*WHAT TO PRODUCE*: Extract each line containing the string "shown".

*WORKING DATA*:
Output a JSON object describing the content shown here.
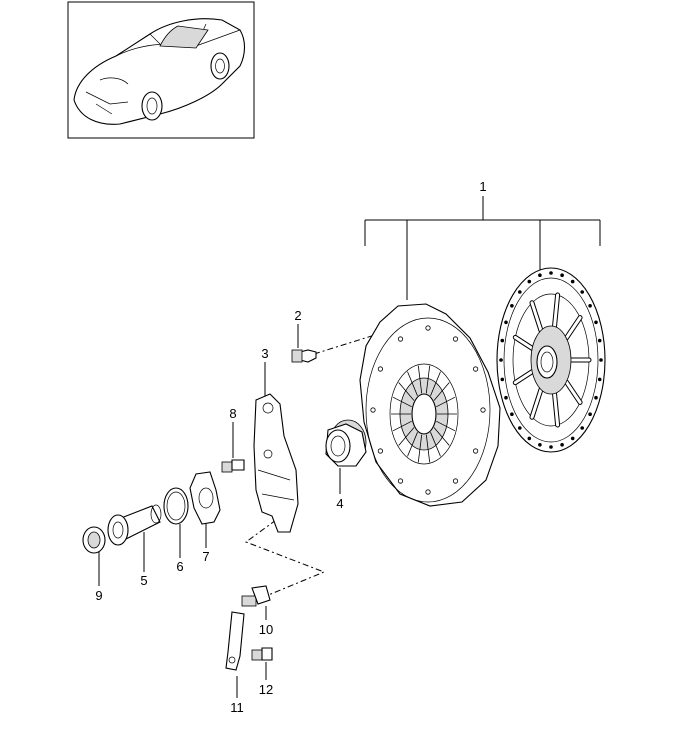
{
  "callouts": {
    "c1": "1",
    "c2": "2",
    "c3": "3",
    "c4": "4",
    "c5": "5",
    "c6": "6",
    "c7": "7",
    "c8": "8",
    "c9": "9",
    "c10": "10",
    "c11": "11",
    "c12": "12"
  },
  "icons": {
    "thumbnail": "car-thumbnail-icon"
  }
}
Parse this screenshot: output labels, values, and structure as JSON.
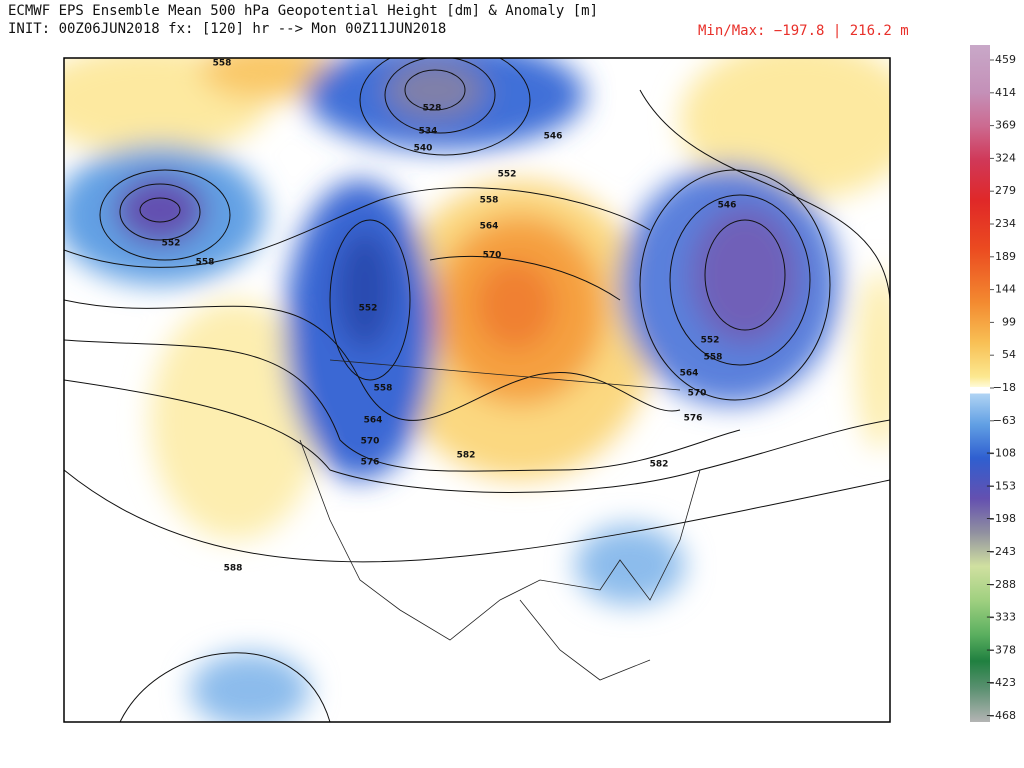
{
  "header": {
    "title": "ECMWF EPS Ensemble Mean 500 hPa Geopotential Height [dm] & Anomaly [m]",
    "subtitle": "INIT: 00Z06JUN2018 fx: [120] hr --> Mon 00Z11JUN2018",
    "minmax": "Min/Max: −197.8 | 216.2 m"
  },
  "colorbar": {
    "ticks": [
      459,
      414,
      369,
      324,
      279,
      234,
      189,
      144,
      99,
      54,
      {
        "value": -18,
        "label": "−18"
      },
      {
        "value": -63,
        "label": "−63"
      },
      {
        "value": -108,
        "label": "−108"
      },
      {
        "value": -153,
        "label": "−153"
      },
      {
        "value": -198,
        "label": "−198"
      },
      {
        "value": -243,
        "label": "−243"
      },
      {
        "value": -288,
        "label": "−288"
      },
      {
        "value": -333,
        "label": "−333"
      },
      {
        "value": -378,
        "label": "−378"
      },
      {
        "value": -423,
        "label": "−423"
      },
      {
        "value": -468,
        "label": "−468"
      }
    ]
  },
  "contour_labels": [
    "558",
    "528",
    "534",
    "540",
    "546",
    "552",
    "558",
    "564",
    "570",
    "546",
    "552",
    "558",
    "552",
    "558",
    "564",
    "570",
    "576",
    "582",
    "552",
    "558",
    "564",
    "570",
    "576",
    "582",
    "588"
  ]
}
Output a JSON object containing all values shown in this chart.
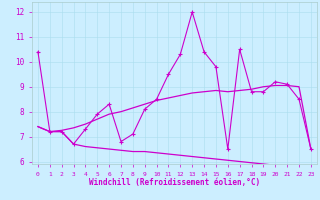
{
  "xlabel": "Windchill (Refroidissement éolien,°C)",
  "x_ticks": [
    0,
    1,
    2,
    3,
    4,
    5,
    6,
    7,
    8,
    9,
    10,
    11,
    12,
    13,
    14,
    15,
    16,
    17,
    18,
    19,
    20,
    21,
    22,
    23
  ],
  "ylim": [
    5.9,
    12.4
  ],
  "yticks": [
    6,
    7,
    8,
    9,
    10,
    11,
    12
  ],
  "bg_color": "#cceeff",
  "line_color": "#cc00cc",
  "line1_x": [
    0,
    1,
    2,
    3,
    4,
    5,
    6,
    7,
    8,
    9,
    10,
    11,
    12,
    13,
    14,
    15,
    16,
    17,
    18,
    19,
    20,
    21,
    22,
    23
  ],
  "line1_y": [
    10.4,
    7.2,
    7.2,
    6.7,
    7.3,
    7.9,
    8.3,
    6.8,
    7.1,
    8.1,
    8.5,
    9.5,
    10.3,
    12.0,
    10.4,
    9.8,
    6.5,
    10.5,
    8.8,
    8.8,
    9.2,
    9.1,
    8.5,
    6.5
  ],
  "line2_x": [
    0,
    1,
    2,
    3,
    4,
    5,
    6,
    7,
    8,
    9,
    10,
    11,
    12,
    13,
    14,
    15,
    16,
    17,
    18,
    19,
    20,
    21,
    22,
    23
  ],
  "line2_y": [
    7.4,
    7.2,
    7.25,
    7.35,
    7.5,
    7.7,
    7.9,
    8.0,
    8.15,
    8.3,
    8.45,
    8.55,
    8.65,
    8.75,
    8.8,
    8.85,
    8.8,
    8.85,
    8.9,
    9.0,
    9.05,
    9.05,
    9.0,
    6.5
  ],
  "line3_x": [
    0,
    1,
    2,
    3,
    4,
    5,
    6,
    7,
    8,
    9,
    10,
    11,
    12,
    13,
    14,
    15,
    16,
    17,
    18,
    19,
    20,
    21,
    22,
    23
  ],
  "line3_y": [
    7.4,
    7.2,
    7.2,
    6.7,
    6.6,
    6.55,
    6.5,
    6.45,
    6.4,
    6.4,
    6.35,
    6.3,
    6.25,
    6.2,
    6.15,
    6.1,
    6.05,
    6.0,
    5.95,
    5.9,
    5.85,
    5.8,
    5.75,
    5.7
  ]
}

---

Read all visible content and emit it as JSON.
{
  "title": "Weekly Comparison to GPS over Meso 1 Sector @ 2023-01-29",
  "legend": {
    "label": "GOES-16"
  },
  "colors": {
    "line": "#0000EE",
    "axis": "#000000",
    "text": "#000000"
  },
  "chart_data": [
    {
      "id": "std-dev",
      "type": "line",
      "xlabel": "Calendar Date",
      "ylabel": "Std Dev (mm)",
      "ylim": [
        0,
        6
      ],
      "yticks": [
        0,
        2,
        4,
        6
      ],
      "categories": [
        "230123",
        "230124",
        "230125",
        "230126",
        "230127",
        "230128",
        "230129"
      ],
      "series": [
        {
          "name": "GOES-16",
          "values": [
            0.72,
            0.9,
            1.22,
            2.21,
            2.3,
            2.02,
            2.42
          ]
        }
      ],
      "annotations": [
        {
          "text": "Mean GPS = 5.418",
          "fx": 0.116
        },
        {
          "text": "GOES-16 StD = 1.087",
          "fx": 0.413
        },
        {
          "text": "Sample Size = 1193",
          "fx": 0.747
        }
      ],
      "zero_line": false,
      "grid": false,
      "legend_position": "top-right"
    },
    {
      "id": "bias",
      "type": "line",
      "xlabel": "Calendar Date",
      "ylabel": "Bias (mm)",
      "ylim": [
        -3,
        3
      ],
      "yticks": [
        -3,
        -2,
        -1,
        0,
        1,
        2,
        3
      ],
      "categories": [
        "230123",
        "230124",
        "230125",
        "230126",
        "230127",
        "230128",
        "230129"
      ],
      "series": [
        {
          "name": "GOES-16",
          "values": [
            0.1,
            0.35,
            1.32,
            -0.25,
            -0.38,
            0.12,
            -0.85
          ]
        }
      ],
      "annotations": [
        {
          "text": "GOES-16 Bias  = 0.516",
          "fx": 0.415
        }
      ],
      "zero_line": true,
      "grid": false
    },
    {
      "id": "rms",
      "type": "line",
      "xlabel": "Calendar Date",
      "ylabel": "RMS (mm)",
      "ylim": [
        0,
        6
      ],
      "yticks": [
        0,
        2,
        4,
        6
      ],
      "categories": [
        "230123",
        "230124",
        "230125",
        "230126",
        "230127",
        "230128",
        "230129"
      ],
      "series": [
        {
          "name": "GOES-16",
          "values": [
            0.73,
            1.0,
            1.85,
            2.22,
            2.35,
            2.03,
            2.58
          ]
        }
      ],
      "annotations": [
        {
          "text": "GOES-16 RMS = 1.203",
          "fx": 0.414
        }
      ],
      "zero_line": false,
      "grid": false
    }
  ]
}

*ANSWER TO THE TASK*:
Output a JSON object describing the content shown here.
Output a JSON object containing all values shown in this chart.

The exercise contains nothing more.